⟨
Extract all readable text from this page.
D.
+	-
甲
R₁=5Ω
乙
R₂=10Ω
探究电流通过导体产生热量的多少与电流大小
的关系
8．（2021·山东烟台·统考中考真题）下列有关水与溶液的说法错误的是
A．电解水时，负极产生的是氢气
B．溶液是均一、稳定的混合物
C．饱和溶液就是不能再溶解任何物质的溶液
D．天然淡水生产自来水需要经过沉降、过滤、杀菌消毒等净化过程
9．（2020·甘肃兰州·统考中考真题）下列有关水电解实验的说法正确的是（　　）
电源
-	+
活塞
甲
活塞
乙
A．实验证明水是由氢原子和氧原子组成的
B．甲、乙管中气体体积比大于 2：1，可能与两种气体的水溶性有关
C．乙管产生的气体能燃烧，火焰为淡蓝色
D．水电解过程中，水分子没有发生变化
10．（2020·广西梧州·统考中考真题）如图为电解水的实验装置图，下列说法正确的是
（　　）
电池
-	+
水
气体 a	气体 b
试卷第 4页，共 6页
⟩
Directions | From the entries above, return each line with the word "统考中考真题" in it.

Finished exercise |
8．（2021·山东烟台·统考中考真题）下列有关水与溶液的说法错误的是
9．（2020·甘肃兰州·统考中考真题）下列有关水电解实验的说法正确的是（　　）
10．（2020·广西梧州·统考中考真题）如图为电解水的实验装置图，下列说法正确的是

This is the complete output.